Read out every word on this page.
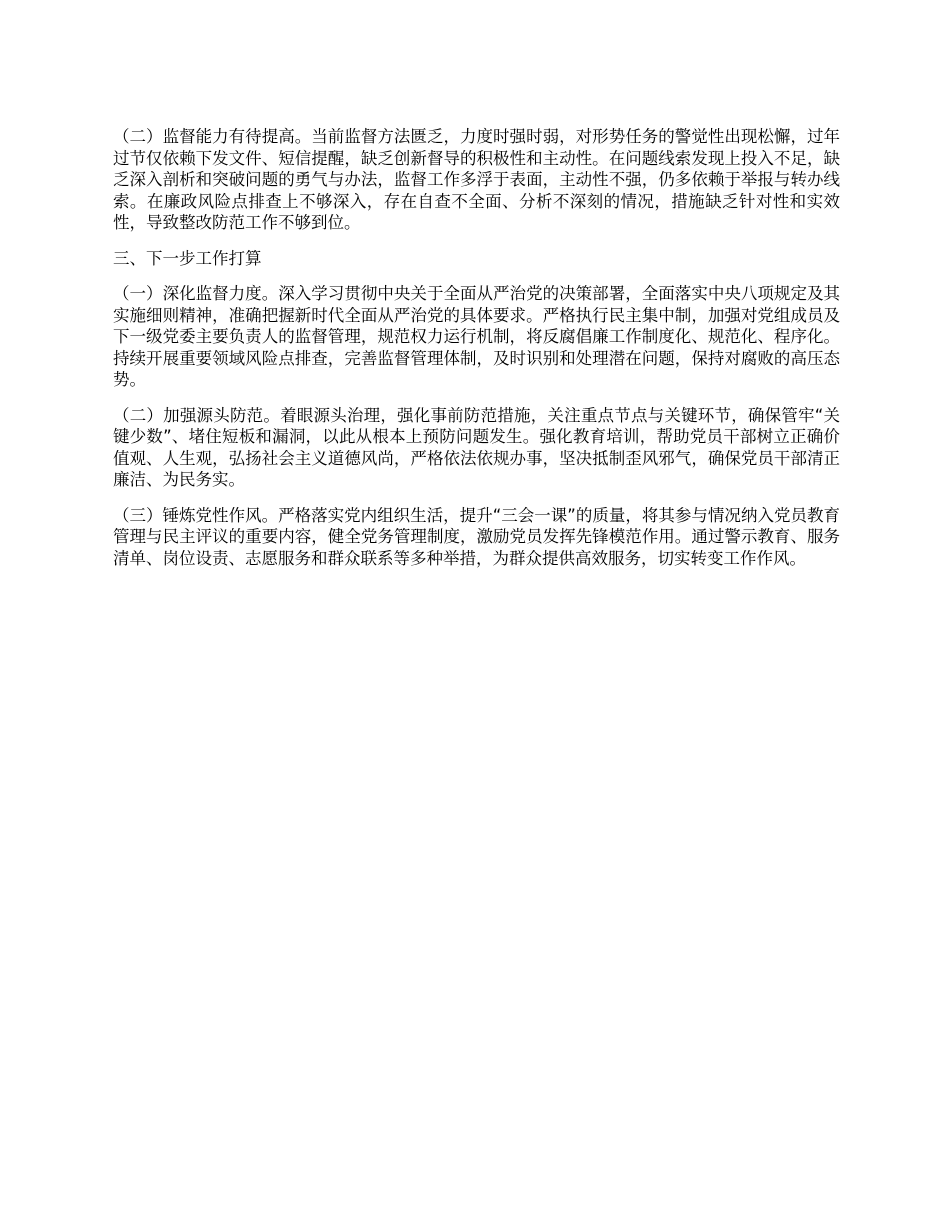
（二）监督能力有待提高。当前监督方法匮乏，力度时强时弱，对形势任务的警觉性出现松懈，过年过节仅依赖下发文件、短信提醒，缺乏创新督导的积极性和主动性。在问题线索发现上投入不足，缺乏深入剖析和突破问题的勇气与办法，监督工作多浮于表面，主动性不强，仍多依赖于举报与转办线索。在廉政风险点排查上不够深入，存在自查不全面、分析不深刻的情况，措施缺乏针对性和实效性，导致整改防范工作不够到位。

三、下一步工作打算

（一）深化监督力度。深入学习贯彻中央关于全面从严治党的决策部署，全面落实中央八项规定及其实施细则精神，准确把握新时代全面从严治党的具体要求。严格执行民主集中制，加强对党组成员及下一级党委主要负责人的监督管理，规范权力运行机制，将反腐倡廉工作制度化、规范化、程序化。持续开展重要领域风险点排查，完善监督管理体制，及时识别和处理潜在问题，保持对腐败的高压态势。

（二）加强源头防范。着眼源头治理，强化事前防范措施，关注重点节点与关键环节，确保管牢“关键少数”、堵住短板和漏洞，以此从根本上预防问题发生。强化教育培训，帮助党员干部树立正确价值观、人生观，弘扬社会主义道德风尚，严格依法依规办事，坚决抵制歪风邪气，确保党员干部清正廉洁、为民务实。

（三）锤炼党性作风。严格落实党内组织生活，提升“三会一课”的质量，将其参与情况纳入党员教育管理与民主评议的重要内容，健全党务管理制度，激励党员发挥先锋模范作用。通过警示教育、服务清单、岗位设责、志愿服务和群众联系等多种举措，为群众提供高效服务，切实转变工作作风。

What is required
The data above should be repeated exactly, minus any pictures.

Worked solution
Read out every word on this page.
（二）监督能力有待提高。当前监督方法匮乏，力度时强时弱，对形势任务的警觉性出现松懈，过年过节仅依赖下发文件、短信提醒，缺乏创新督导的积极性和主动性。在问题线索发现上投入不足，缺乏深入剖析和突破问题的勇气与办法，监督工作多浮于表面，主动性不强，仍多依赖于举报与转办线索。在廉政风险点排查上不够深入，存在自查不全面、分析不深刻的情况，措施缺乏针对性和实效性，导致整改防范工作不够到位。

三、下一步工作打算

（一）深化监督力度。深入学习贯彻中央关于全面从严治党的决策部署，全面落实中央八项规定及其实施细则精神，准确把握新时代全面从严治党的具体要求。严格执行民主集中制，加强对党组成员及下一级党委主要负责人的监督管理，规范权力运行机制，将反腐倡廉工作制度化、规范化、程序化。持续开展重要领域风险点排查，完善监督管理体制，及时识别和处理潜在问题，保持对腐败的高压态势。

（二）加强源头防范。着眼源头治理，强化事前防范措施，关注重点节点与关键环节，确保管牢“关键少数”、堵住短板和漏洞，以此从根本上预防问题发生。强化教育培训，帮助党员干部树立正确价值观、人生观，弘扬社会主义道德风尚，严格依法依规办事，坚决抵制歪风邪气，确保党员干部清正廉洁、为民务实。

（三）锤炼党性作风。严格落实党内组织生活，提升“三会一课”的质量，将其参与情况纳入党员教育管理与民主评议的重要内容，健全党务管理制度，激励党员发挥先锋模范作用。通过警示教育、服务清单、岗位设责、志愿服务和群众联系等多种举措，为群众提供高效服务，切实转变工作作风。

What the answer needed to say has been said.